(Goal): List each line holding the string "weight".

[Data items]
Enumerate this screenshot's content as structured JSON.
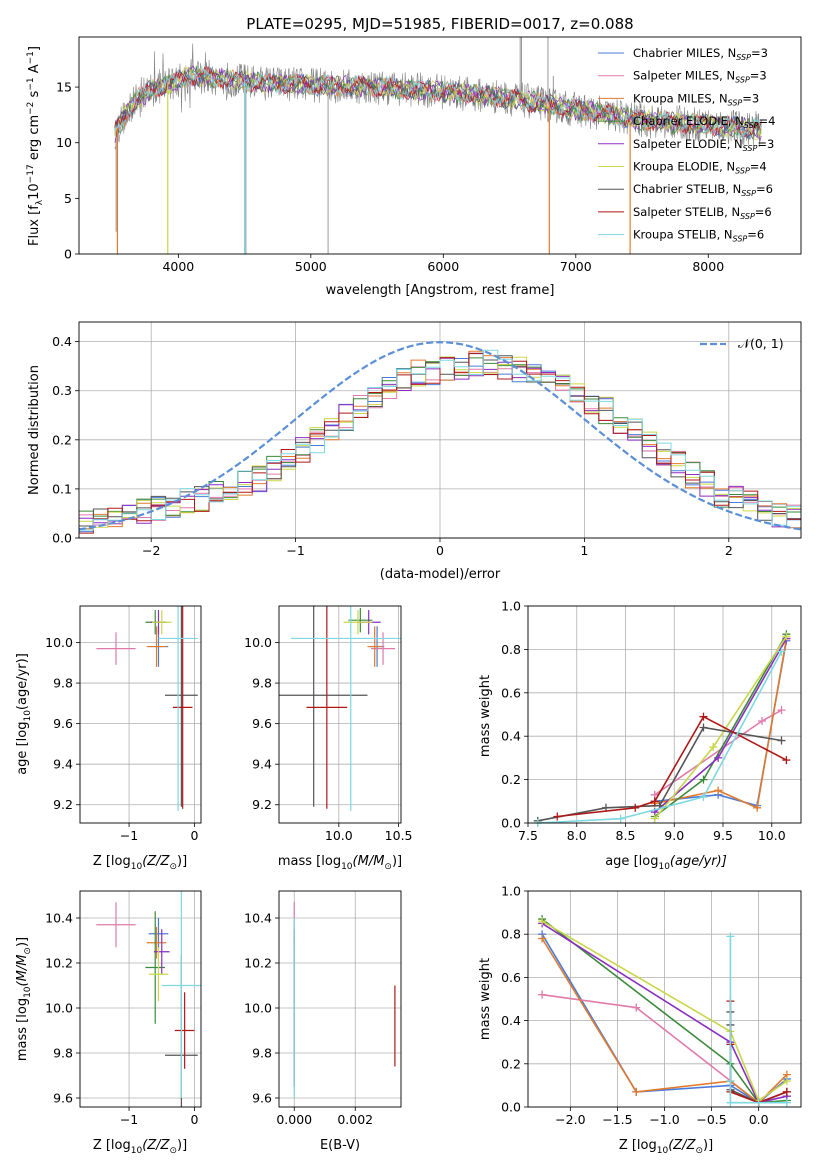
{
  "title": "PLATE=0295, MJD=51985, FIBERID=0017, z=0.088",
  "colors": {
    "Chabrier MILES": "#4b7bd8",
    "Salpeter MILES": "#e07aaa",
    "Kroupa MILES": "#e07b2e",
    "Chabrier ELODIE": "#3a8a3a",
    "Salpeter ELODIE": "#8a2fc0",
    "Kroupa ELODIE": "#c9d64a",
    "Chabrier STELIB": "#555555",
    "Salpeter STELIB": "#b01818",
    "Kroupa STELIB": "#7ed8e0",
    "gauss": "#5b8fd8",
    "grid": "#b0b0b0"
  },
  "chart_data": [
    {
      "id": "spectrum",
      "type": "line",
      "xlabel": "wavelength [Angstrom, rest frame]",
      "ylabel": "Flux [f",
      "ylabel_parts": [
        "Flux [f",
        "λ",
        "10",
        "−17",
        " erg cm",
        "−2",
        " s",
        "−1",
        " A",
        "−1",
        "]"
      ],
      "xlim": [
        3250,
        8700
      ],
      "ylim": [
        0,
        19.5
      ],
      "xticks": [
        4000,
        5000,
        6000,
        7000,
        8000
      ],
      "yticks": [
        0,
        5,
        10,
        15
      ],
      "legend_position": "top-right",
      "legend": [
        {
          "name": "Chabrier MILES, N",
          "sub": "SSP",
          "tail": "=3"
        },
        {
          "name": "Salpeter MILES, N",
          "sub": "SSP",
          "tail": "=3"
        },
        {
          "name": "Kroupa MILES, N",
          "sub": "SSP",
          "tail": "=3"
        },
        {
          "name": "Chabrier ELODIE, N",
          "sub": "SSP",
          "tail": "=4"
        },
        {
          "name": "Salpeter ELODIE, N",
          "sub": "SSP",
          "tail": "=3"
        },
        {
          "name": "Kroupa ELODIE, N",
          "sub": "SSP",
          "tail": "=4"
        },
        {
          "name": "Chabrier STELIB, N",
          "sub": "SSP",
          "tail": "=6"
        },
        {
          "name": "Salpeter STELIB, N",
          "sub": "SSP",
          "tail": "=6"
        },
        {
          "name": "Kroupa STELIB, N",
          "sub": "SSP",
          "tail": "=6"
        }
      ],
      "continuum": {
        "x": [
          3500,
          3600,
          3700,
          3800,
          3900,
          4000,
          4100,
          4300,
          4600,
          5000,
          5500,
          6000,
          6500,
          7000,
          7500,
          8000,
          8400
        ],
        "y": [
          10.5,
          12.5,
          14.0,
          14.8,
          15.2,
          15.6,
          16.0,
          15.8,
          15.4,
          15.2,
          15.0,
          14.6,
          14.0,
          13.0,
          12.0,
          11.6,
          11.2
        ]
      }
    },
    {
      "id": "residual-histogram",
      "type": "bar",
      "xlabel": "(data-model)/error",
      "ylabel": "Normed distribution",
      "xlim": [
        -2.5,
        2.5
      ],
      "ylim": [
        0,
        0.44
      ],
      "xticks": [
        -2,
        -1,
        0,
        1,
        2
      ],
      "yticks": [
        0.0,
        0.1,
        0.2,
        0.3,
        0.4
      ],
      "bin_width": 0.1,
      "values_envelope": [
        0.03,
        0.035,
        0.04,
        0.05,
        0.055,
        0.06,
        0.065,
        0.075,
        0.08,
        0.09,
        0.1,
        0.11,
        0.12,
        0.14,
        0.16,
        0.18,
        0.2,
        0.22,
        0.245,
        0.27,
        0.29,
        0.31,
        0.325,
        0.335,
        0.34,
        0.345,
        0.35,
        0.355,
        0.355,
        0.35,
        0.345,
        0.34,
        0.33,
        0.315,
        0.3,
        0.28,
        0.26,
        0.24,
        0.22,
        0.19,
        0.17,
        0.15,
        0.13,
        0.11,
        0.09,
        0.08,
        0.07,
        0.06,
        0.05,
        0.045
      ],
      "legend": [
        "𝒩(0, 1)"
      ],
      "legend_position": "top-right"
    },
    {
      "id": "age-vs-Z",
      "type": "scatter",
      "xlabel": "Z [log",
      "xlabel_parts": [
        "Z [log",
        "10",
        "(Z/Z",
        "⊙",
        ")]"
      ],
      "ylabel": "age  [log",
      "ylabel_parts": [
        "age  [log",
        "10",
        "(age/yr)]"
      ],
      "xlim": [
        -1.75,
        0.1
      ],
      "ylim": [
        9.11,
        10.18
      ],
      "xticks": [
        -1,
        0
      ],
      "yticks": [
        9.2,
        9.4,
        9.6,
        9.8,
        10.0
      ],
      "points": [
        {
          "series": "Chabrier MILES",
          "x": -0.55,
          "y": 9.98,
          "xerr": 0.15,
          "yerr": 0.1
        },
        {
          "series": "Salpeter MILES",
          "x": -1.2,
          "y": 9.97,
          "xerr": 0.3,
          "yerr": 0.08
        },
        {
          "series": "Kroupa MILES",
          "x": -0.58,
          "y": 9.98,
          "xerr": 0.15,
          "yerr": 0.1
        },
        {
          "series": "Chabrier ELODIE",
          "x": -0.6,
          "y": 10.1,
          "xerr": 0.15,
          "yerr": 0.06
        },
        {
          "series": "Salpeter ELODIE",
          "x": -0.55,
          "y": 10.1,
          "xerr": 0.12,
          "yerr": 0.06
        },
        {
          "series": "Kroupa ELODIE",
          "x": -0.5,
          "y": 10.1,
          "xerr": 0.15,
          "yerr": 0.06
        },
        {
          "series": "Chabrier STELIB",
          "x": -0.2,
          "y": 9.74,
          "xerr": 0.25,
          "yerr": 0.55
        },
        {
          "series": "Salpeter STELIB",
          "x": -0.18,
          "y": 9.68,
          "xerr": 0.15,
          "yerr": 0.5
        },
        {
          "series": "Kroupa STELIB",
          "x": -0.25,
          "y": 10.02,
          "xerr": 0.3,
          "yerr": 0.85
        }
      ]
    },
    {
      "id": "age-vs-mass",
      "type": "scatter",
      "xlabel": "mass [log",
      "xlabel_parts": [
        "mass [log",
        "10",
        "(M/M",
        "⊙",
        ")]"
      ],
      "xlim": [
        9.5,
        10.52
      ],
      "ylim": [
        9.11,
        10.18
      ],
      "xticks": [
        10.0,
        10.5
      ],
      "yticks": [
        9.2,
        9.4,
        9.6,
        9.8,
        10.0
      ],
      "points": [
        {
          "series": "Chabrier MILES",
          "x": 10.32,
          "y": 9.98,
          "xerr": 0.06,
          "yerr": 0.1
        },
        {
          "series": "Salpeter MILES",
          "x": 10.37,
          "y": 9.97,
          "xerr": 0.1,
          "yerr": 0.08
        },
        {
          "series": "Kroupa MILES",
          "x": 10.3,
          "y": 9.98,
          "xerr": 0.06,
          "yerr": 0.1
        },
        {
          "series": "Chabrier ELODIE",
          "x": 10.18,
          "y": 10.11,
          "xerr": 0.1,
          "yerr": 0.06
        },
        {
          "series": "Salpeter ELODIE",
          "x": 10.25,
          "y": 10.1,
          "xerr": 0.1,
          "yerr": 0.06
        },
        {
          "series": "Kroupa ELODIE",
          "x": 10.16,
          "y": 10.1,
          "xerr": 0.12,
          "yerr": 0.06
        },
        {
          "series": "Chabrier STELIB",
          "x": 9.79,
          "y": 9.74,
          "xerr": 0.45,
          "yerr": 0.55
        },
        {
          "series": "Salpeter STELIB",
          "x": 9.9,
          "y": 9.68,
          "xerr": 0.17,
          "yerr": 0.5
        },
        {
          "series": "Kroupa STELIB",
          "x": 10.1,
          "y": 10.02,
          "xerr": 0.5,
          "yerr": 0.85
        }
      ]
    },
    {
      "id": "mass-weight-vs-age",
      "type": "line",
      "xlabel": "age  [log",
      "xlabel_parts": [
        "age  [log",
        "10",
        "(age/yr)]"
      ],
      "ylabel": "mass weight",
      "xlim": [
        7.5,
        10.3
      ],
      "ylim": [
        0,
        1.0
      ],
      "xticks": [
        7.5,
        8.0,
        8.5,
        9.0,
        9.5,
        10.0
      ],
      "yticks": [
        0.0,
        0.2,
        0.4,
        0.6,
        0.8,
        1.0
      ],
      "series": [
        {
          "name": "Chabrier MILES",
          "x": [
            8.8,
            9.45,
            9.85,
            10.15
          ],
          "y": [
            0.1,
            0.13,
            0.08,
            0.84
          ]
        },
        {
          "name": "Salpeter MILES",
          "x": [
            8.8,
            9.9,
            10.1
          ],
          "y": [
            0.13,
            0.47,
            0.52
          ]
        },
        {
          "name": "Kroupa MILES",
          "x": [
            8.8,
            9.45,
            9.85,
            10.15
          ],
          "y": [
            0.09,
            0.15,
            0.07,
            0.85
          ]
        },
        {
          "name": "Chabrier ELODIE",
          "x": [
            8.8,
            9.3,
            10.15
          ],
          "y": [
            0.03,
            0.2,
            0.87
          ]
        },
        {
          "name": "Salpeter ELODIE",
          "x": [
            8.8,
            9.45,
            10.15
          ],
          "y": [
            0.05,
            0.3,
            0.85
          ]
        },
        {
          "name": "Kroupa ELODIE",
          "x": [
            8.8,
            9.4,
            10.15
          ],
          "y": [
            0.02,
            0.35,
            0.86
          ]
        },
        {
          "name": "Chabrier STELIB",
          "x": [
            7.6,
            8.3,
            8.85,
            9.3,
            10.1
          ],
          "y": [
            0.01,
            0.07,
            0.08,
            0.44,
            0.38
          ]
        },
        {
          "name": "Salpeter STELIB",
          "x": [
            7.8,
            8.6,
            8.8,
            9.3,
            10.15
          ],
          "y": [
            0.03,
            0.07,
            0.1,
            0.49,
            0.29
          ]
        },
        {
          "name": "Kroupa STELIB",
          "x": [
            7.6,
            8.45,
            9.3,
            10.1
          ],
          "y": [
            0.0,
            0.02,
            0.12,
            0.79
          ]
        }
      ]
    },
    {
      "id": "mass-vs-Z",
      "type": "scatter",
      "xlabel": "Z [log",
      "xlabel_parts": [
        "Z [log",
        "10",
        "(Z/Z",
        "⊙",
        ")]"
      ],
      "ylabel": "mass [log",
      "ylabel_parts": [
        "mass [log",
        "10",
        "(M/M",
        "⊙",
        ")]"
      ],
      "xlim": [
        -1.75,
        0.1
      ],
      "ylim": [
        9.56,
        10.52
      ],
      "xticks": [
        -1,
        0
      ],
      "yticks": [
        9.6,
        9.8,
        10.0,
        10.2,
        10.4
      ],
      "points": [
        {
          "series": "Chabrier MILES",
          "x": -0.55,
          "y": 10.33,
          "xerr": 0.15,
          "yerr": 0.07
        },
        {
          "series": "Salpeter MILES",
          "x": -1.2,
          "y": 10.37,
          "xerr": 0.3,
          "yerr": 0.1
        },
        {
          "series": "Kroupa MILES",
          "x": -0.58,
          "y": 10.29,
          "xerr": 0.15,
          "yerr": 0.07
        },
        {
          "series": "Chabrier ELODIE",
          "x": -0.6,
          "y": 10.18,
          "xerr": 0.15,
          "yerr": 0.25
        },
        {
          "series": "Salpeter ELODIE",
          "x": -0.5,
          "y": 10.25,
          "xerr": 0.12,
          "yerr": 0.1
        },
        {
          "series": "Kroupa ELODIE",
          "x": -0.55,
          "y": 10.15,
          "xerr": 0.15,
          "yerr": 0.12
        },
        {
          "series": "Chabrier STELIB",
          "x": -0.2,
          "y": 9.79,
          "xerr": 0.25,
          "yerr": 0.45
        },
        {
          "series": "Salpeter STELIB",
          "x": -0.15,
          "y": 9.9,
          "xerr": 0.15,
          "yerr": 0.17
        },
        {
          "series": "Kroupa STELIB",
          "x": -0.2,
          "y": 10.1,
          "xerr": 0.3,
          "yerr": 0.5
        }
      ]
    },
    {
      "id": "mass-vs-ebv",
      "type": "scatter",
      "xlabel": "E(B-V)",
      "xlim": [
        -0.0005,
        0.0035
      ],
      "ylim": [
        9.56,
        10.52
      ],
      "xticks": [
        0.0,
        0.002
      ],
      "yticks": [
        9.6,
        9.8,
        10.0,
        10.2,
        10.4
      ],
      "points": [
        {
          "series": "Salpeter MILES",
          "x": 0.0,
          "y": 10.37,
          "yerr": 0.1
        },
        {
          "series": "Chabrier STELIB",
          "x": 0.0,
          "y": 10.0,
          "yerr": 0.35
        },
        {
          "series": "Kroupa STELIB",
          "x": 0.0,
          "y": 10.0,
          "yerr": 0.4
        },
        {
          "series": "Salpeter STELIB",
          "x": 0.0033,
          "y": 9.92,
          "yerr": 0.18
        }
      ]
    },
    {
      "id": "mass-weight-vs-Z",
      "type": "line",
      "xlabel": "Z [log",
      "xlabel_parts": [
        "Z [log",
        "10",
        "(Z/Z",
        "⊙",
        ")]"
      ],
      "ylabel": "mass weight",
      "xlim": [
        -2.45,
        0.45
      ],
      "ylim": [
        0,
        1.0
      ],
      "xticks": [
        -2.0,
        -1.5,
        -1.0,
        -0.5,
        0.0
      ],
      "yticks": [
        0.0,
        0.2,
        0.4,
        0.6,
        0.8,
        1.0
      ],
      "series": [
        {
          "name": "Chabrier MILES",
          "x": [
            -2.3,
            -1.3,
            -0.3,
            0.0,
            0.3
          ],
          "y": [
            0.8,
            0.07,
            0.1,
            0.02,
            0.13
          ]
        },
        {
          "name": "Salpeter MILES",
          "x": [
            -2.3,
            -1.3,
            0.0,
            0.3
          ],
          "y": [
            0.52,
            0.46,
            0.02,
            0.07
          ]
        },
        {
          "name": "Kroupa MILES",
          "x": [
            -2.3,
            -1.3,
            -0.3,
            0.0,
            0.3
          ],
          "y": [
            0.78,
            0.07,
            0.12,
            0.02,
            0.15
          ]
        },
        {
          "name": "Chabrier ELODIE",
          "x": [
            -2.3,
            -0.3,
            0.0,
            0.3
          ],
          "y": [
            0.87,
            0.2,
            0.02,
            0.03
          ]
        },
        {
          "name": "Salpeter ELODIE",
          "x": [
            -2.3,
            -0.3,
            0.0,
            0.3
          ],
          "y": [
            0.85,
            0.3,
            0.02,
            0.05
          ]
        },
        {
          "name": "Kroupa ELODIE",
          "x": [
            -2.3,
            -0.3,
            0.0,
            0.3
          ],
          "y": [
            0.86,
            0.35,
            0.03,
            0.12
          ]
        },
        {
          "name": "Chabrier STELIB",
          "x": [
            -0.3,
            -0.3,
            -0.3,
            0.0,
            0.3
          ],
          "y": [
            0.44,
            0.38,
            0.08,
            0.02,
            0.07
          ]
        },
        {
          "name": "Salpeter STELIB",
          "x": [
            -0.3,
            -0.3,
            -0.3,
            0.0,
            0.3
          ],
          "y": [
            0.49,
            0.29,
            0.07,
            0.02,
            0.07
          ]
        },
        {
          "name": "Kroupa STELIB",
          "x": [
            -0.3,
            -0.3,
            -0.3,
            0.0,
            0.3
          ],
          "y": [
            0.79,
            0.12,
            0.02,
            0.02,
            0.02
          ]
        }
      ]
    }
  ]
}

(Problem solution):
      "id": "mass-weight-vs-age",
      "ylabel": "mass weight",
      "id": "mass-weight-vs-Z",
      "ylabel": "mass weight",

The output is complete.